## Start DATA SHOWN
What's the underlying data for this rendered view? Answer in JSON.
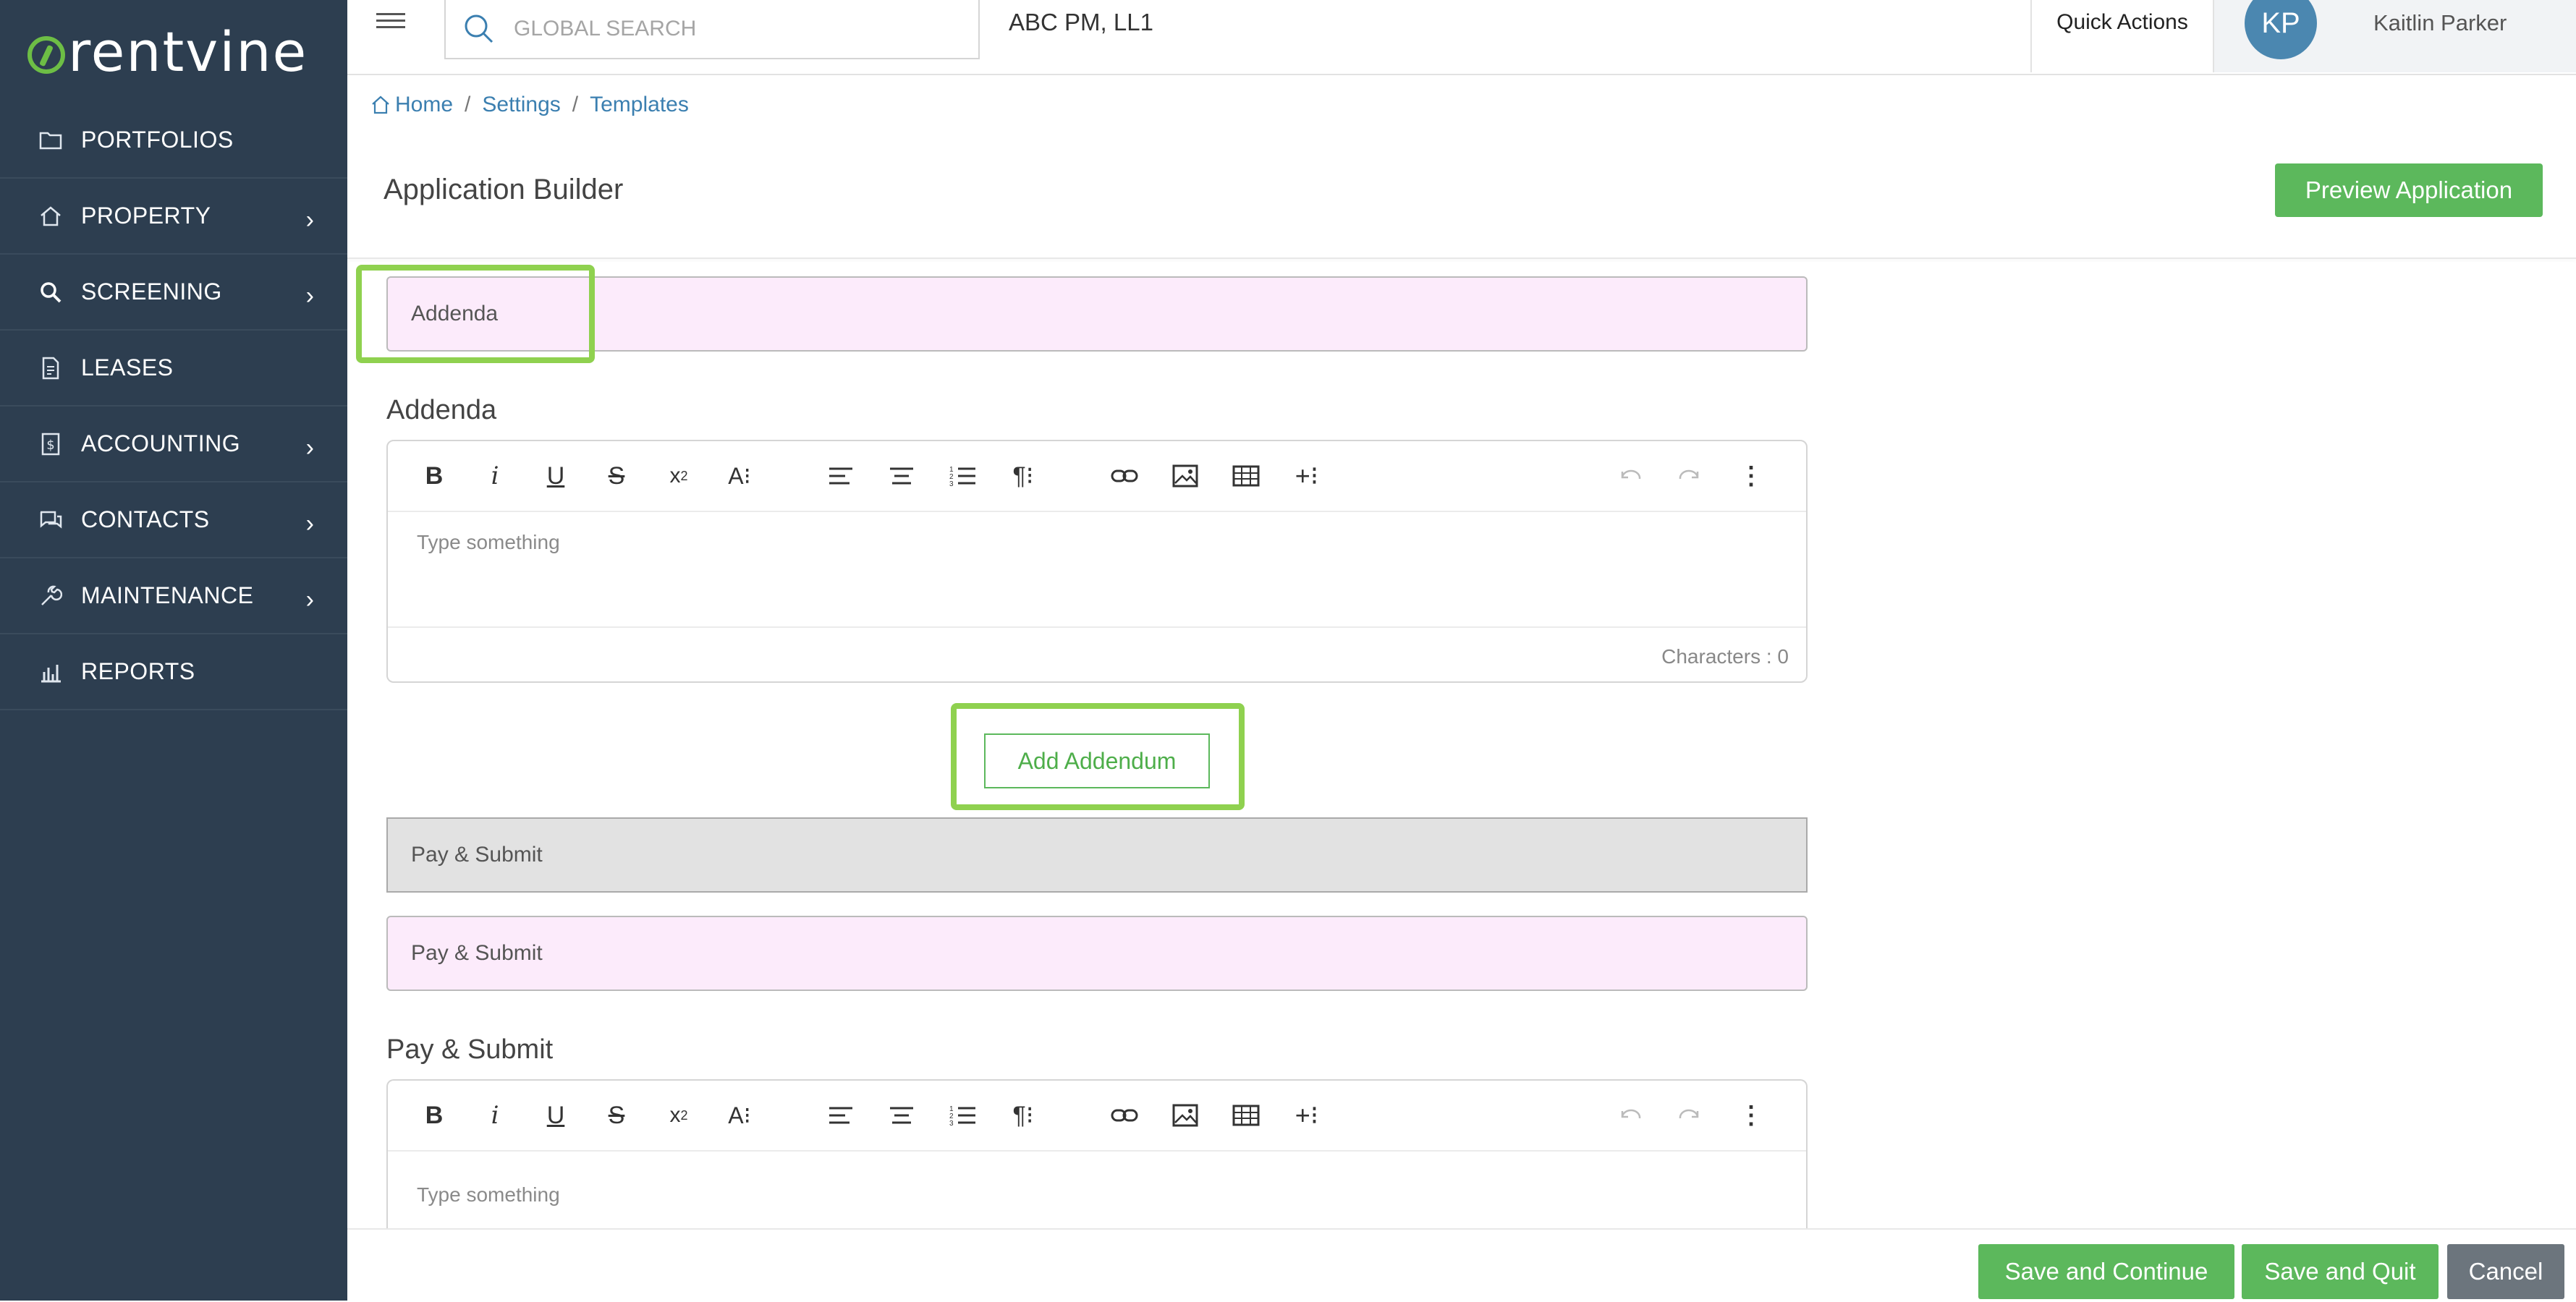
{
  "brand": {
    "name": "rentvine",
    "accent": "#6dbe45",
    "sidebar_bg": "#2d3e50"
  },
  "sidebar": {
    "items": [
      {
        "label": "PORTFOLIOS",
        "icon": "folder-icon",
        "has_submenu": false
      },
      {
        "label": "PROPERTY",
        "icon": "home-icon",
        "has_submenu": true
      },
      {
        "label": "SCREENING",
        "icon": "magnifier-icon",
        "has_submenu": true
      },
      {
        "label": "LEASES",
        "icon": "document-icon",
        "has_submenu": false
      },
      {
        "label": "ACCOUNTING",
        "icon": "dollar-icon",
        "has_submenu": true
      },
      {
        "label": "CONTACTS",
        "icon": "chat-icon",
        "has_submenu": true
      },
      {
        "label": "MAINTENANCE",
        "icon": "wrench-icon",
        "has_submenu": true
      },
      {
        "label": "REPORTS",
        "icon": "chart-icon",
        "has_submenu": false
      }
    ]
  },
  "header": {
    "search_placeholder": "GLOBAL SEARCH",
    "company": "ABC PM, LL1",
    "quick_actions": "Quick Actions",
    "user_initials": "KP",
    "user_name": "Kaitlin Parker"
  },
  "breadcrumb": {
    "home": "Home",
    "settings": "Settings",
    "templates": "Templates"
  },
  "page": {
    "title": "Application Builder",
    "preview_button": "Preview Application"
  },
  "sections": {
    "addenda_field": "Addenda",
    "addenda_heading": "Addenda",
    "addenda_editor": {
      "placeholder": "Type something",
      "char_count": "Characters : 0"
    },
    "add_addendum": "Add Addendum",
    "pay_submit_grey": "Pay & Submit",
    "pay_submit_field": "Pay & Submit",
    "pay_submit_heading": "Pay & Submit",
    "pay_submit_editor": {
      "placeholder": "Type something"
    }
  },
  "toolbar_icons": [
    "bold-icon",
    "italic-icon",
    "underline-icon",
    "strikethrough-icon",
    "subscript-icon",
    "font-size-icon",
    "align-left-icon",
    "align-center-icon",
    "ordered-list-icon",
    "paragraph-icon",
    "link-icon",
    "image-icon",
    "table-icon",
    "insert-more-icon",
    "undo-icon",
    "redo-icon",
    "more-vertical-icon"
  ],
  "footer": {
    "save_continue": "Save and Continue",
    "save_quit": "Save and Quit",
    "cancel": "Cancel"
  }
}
## End DATA SHOWN
# WHAT IS ASKED
All records should be output exactly, with the pictures left out.

# REPLY TO THE EXERCISE
What's the underlying data for this rendered view? Answer in JSON.
{
  "brand": {
    "name": "rentvine",
    "accent": "#6dbe45",
    "sidebar_bg": "#2d3e50"
  },
  "sidebar": {
    "items": [
      {
        "label": "PORTFOLIOS",
        "icon": "folder-icon",
        "has_submenu": false
      },
      {
        "label": "PROPERTY",
        "icon": "home-icon",
        "has_submenu": true
      },
      {
        "label": "SCREENING",
        "icon": "magnifier-icon",
        "has_submenu": true
      },
      {
        "label": "LEASES",
        "icon": "document-icon",
        "has_submenu": false
      },
      {
        "label": "ACCOUNTING",
        "icon": "dollar-icon",
        "has_submenu": true
      },
      {
        "label": "CONTACTS",
        "icon": "chat-icon",
        "has_submenu": true
      },
      {
        "label": "MAINTENANCE",
        "icon": "wrench-icon",
        "has_submenu": true
      },
      {
        "label": "REPORTS",
        "icon": "chart-icon",
        "has_submenu": false
      }
    ]
  },
  "header": {
    "search_placeholder": "GLOBAL SEARCH",
    "company": "ABC PM, LL1",
    "quick_actions": "Quick Actions",
    "user_initials": "KP",
    "user_name": "Kaitlin Parker"
  },
  "breadcrumb": {
    "home": "Home",
    "settings": "Settings",
    "templates": "Templates"
  },
  "page": {
    "title": "Application Builder",
    "preview_button": "Preview Application"
  },
  "sections": {
    "addenda_field": "Addenda",
    "addenda_heading": "Addenda",
    "addenda_editor": {
      "placeholder": "Type something",
      "char_count": "Characters : 0"
    },
    "add_addendum": "Add Addendum",
    "pay_submit_grey": "Pay & Submit",
    "pay_submit_field": "Pay & Submit",
    "pay_submit_heading": "Pay & Submit",
    "pay_submit_editor": {
      "placeholder": "Type something"
    }
  },
  "toolbar_icons": [
    "bold-icon",
    "italic-icon",
    "underline-icon",
    "strikethrough-icon",
    "subscript-icon",
    "font-size-icon",
    "align-left-icon",
    "align-center-icon",
    "ordered-list-icon",
    "paragraph-icon",
    "link-icon",
    "image-icon",
    "table-icon",
    "insert-more-icon",
    "undo-icon",
    "redo-icon",
    "more-vertical-icon"
  ],
  "footer": {
    "save_continue": "Save and Continue",
    "save_quit": "Save and Quit",
    "cancel": "Cancel"
  }
}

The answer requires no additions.